— Stored records —
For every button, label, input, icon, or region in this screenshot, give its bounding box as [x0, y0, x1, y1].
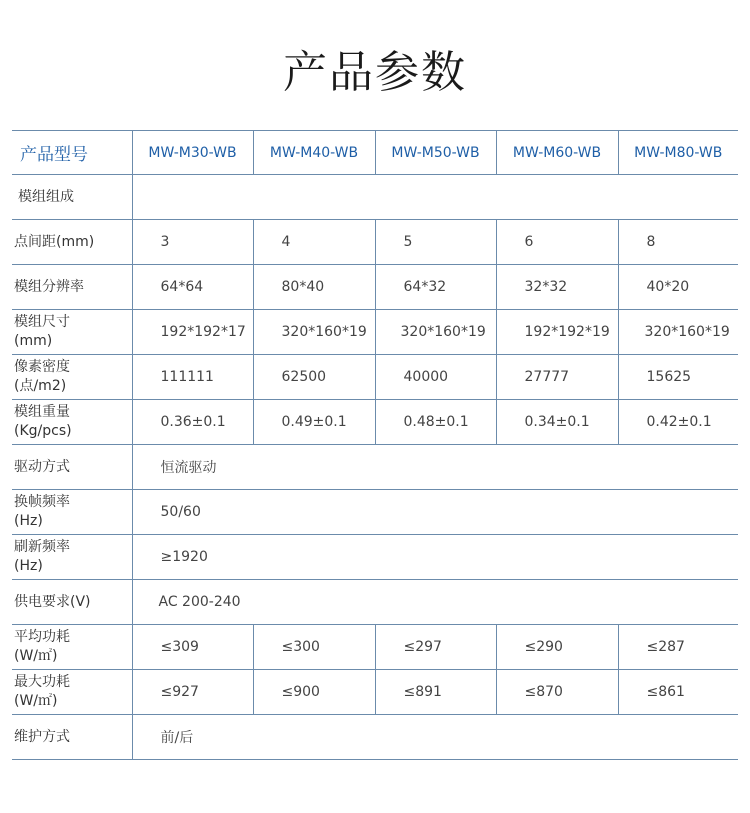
cell-value: ≥1920: [132, 535, 738, 580]
page-title: 产品参数: [283, 47, 467, 98]
cell-value: 111111: [132, 355, 253, 400]
cell-value: [132, 175, 738, 220]
table-row: [12, 310, 738, 355]
row-label: [12, 625, 132, 670]
row-label-unit: (Kg/pcs): [14, 423, 72, 439]
table-row: [12, 535, 738, 580]
cell-value: 40*20: [618, 265, 738, 310]
model-name: MW-M80-WB: [618, 131, 738, 175]
table-row: [12, 175, 738, 220]
row-label-unit: (点/m2): [14, 378, 67, 394]
table-row: [12, 715, 738, 760]
cell-value: 8: [618, 220, 738, 265]
row-label: 维护方式: [12, 715, 132, 760]
spec-table: [12, 130, 738, 760]
table-row: [12, 220, 738, 265]
cell-value: 4: [253, 220, 375, 265]
cell-value: 192*192*17: [132, 310, 253, 355]
row-label: [12, 310, 132, 355]
cell-value: 5: [375, 220, 496, 265]
row-label-unit: (Hz): [14, 558, 43, 574]
cell-value: ≤290: [496, 625, 618, 670]
cell-value: ≤300: [253, 625, 375, 670]
cell-value: 62500: [253, 355, 375, 400]
cell-value: ≤900: [253, 670, 375, 715]
row-label: 驱动方式: [12, 445, 132, 490]
cell-value: 192*192*19: [496, 310, 618, 355]
row-label-unit: (W/㎡): [14, 693, 58, 709]
model-name: MW-M60-WB: [496, 131, 618, 175]
cell-value: 64*64: [132, 265, 253, 310]
table-row: [12, 625, 738, 670]
model-name: MW-M40-WB: [253, 131, 375, 175]
cell-value: AC 200-240: [132, 580, 738, 625]
table-header-row: [12, 131, 738, 175]
cell-value: 40000: [375, 355, 496, 400]
cell-value: 80*40: [253, 265, 375, 310]
cell-value: 3: [132, 220, 253, 265]
row-label: 供电要求(V): [12, 580, 132, 625]
cell-value: 15625: [618, 355, 738, 400]
row-label-line: 换帧频率: [14, 494, 70, 510]
cell-value: 0.36±0.1: [132, 400, 253, 445]
cell-value: 6: [496, 220, 618, 265]
cell-value: ≤297: [375, 625, 496, 670]
row-label-unit: (W/㎡): [14, 648, 58, 664]
table-row: [12, 265, 738, 310]
row-label-unit: (mm): [14, 333, 53, 349]
row-label: [12, 490, 132, 535]
header-label: 产品型号: [12, 131, 132, 175]
cell-value: 320*160*19: [618, 310, 738, 355]
cell-value: 64*32: [375, 265, 496, 310]
row-label: 点间距(mm): [12, 220, 132, 265]
cell-value: 0.49±0.1: [253, 400, 375, 445]
row-label: 模组组成: [12, 175, 132, 220]
row-label-line: 模组重量: [14, 404, 70, 420]
table-row: [12, 400, 738, 445]
table-row: [12, 355, 738, 400]
cell-value: 320*160*19: [375, 310, 496, 355]
cell-value: 320*160*19: [253, 310, 375, 355]
cell-value: ≤861: [618, 670, 738, 715]
row-label: 模组分辨率: [12, 265, 132, 310]
cell-value: 前/后: [132, 715, 738, 760]
cell-value: ≤287: [618, 625, 738, 670]
model-name: MW-M50-WB: [375, 131, 496, 175]
row-label-line: 像素密度: [14, 359, 70, 375]
cell-value: 50/60: [132, 490, 738, 535]
cell-value: 0.42±0.1: [618, 400, 738, 445]
table-row: [12, 670, 738, 715]
row-label: [12, 355, 132, 400]
cell-value: ≤870: [496, 670, 618, 715]
model-name: MW-M30-WB: [132, 131, 253, 175]
row-label-line: 刷新频率: [14, 539, 70, 555]
row-label-line: 平均功耗: [14, 629, 70, 645]
cell-value: 27777: [496, 355, 618, 400]
table-row: [12, 580, 738, 625]
cell-value: 0.34±0.1: [496, 400, 618, 445]
row-label-unit: (Hz): [14, 513, 43, 529]
row-label-line: 最大功耗: [14, 674, 70, 690]
row-label-line: 模组尺寸: [14, 314, 70, 330]
table-row: [12, 490, 738, 535]
cell-value: ≤927: [132, 670, 253, 715]
cell-value: ≤309: [132, 625, 253, 670]
cell-value: 0.48±0.1: [375, 400, 496, 445]
table-row: [12, 445, 738, 490]
cell-value: 恒流驱动: [132, 445, 738, 490]
cell-value: 32*32: [496, 265, 618, 310]
row-label: [12, 670, 132, 715]
cell-value: ≤891: [375, 670, 496, 715]
row-label: [12, 535, 132, 580]
row-label: [12, 400, 132, 445]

— Brief —
List every line in the items above that contains the word "model", matching uppercase and lowercase exactly.

— Result for this task —
model-name: MW-M80-WB: [618, 131, 738, 175]
model-name: MW-M60-WB: [496, 131, 618, 175]
model-name: MW-M40-WB: [253, 131, 375, 175]
model-name: MW-M50-WB: [375, 131, 496, 175]
model-name: MW-M30-WB: [132, 131, 253, 175]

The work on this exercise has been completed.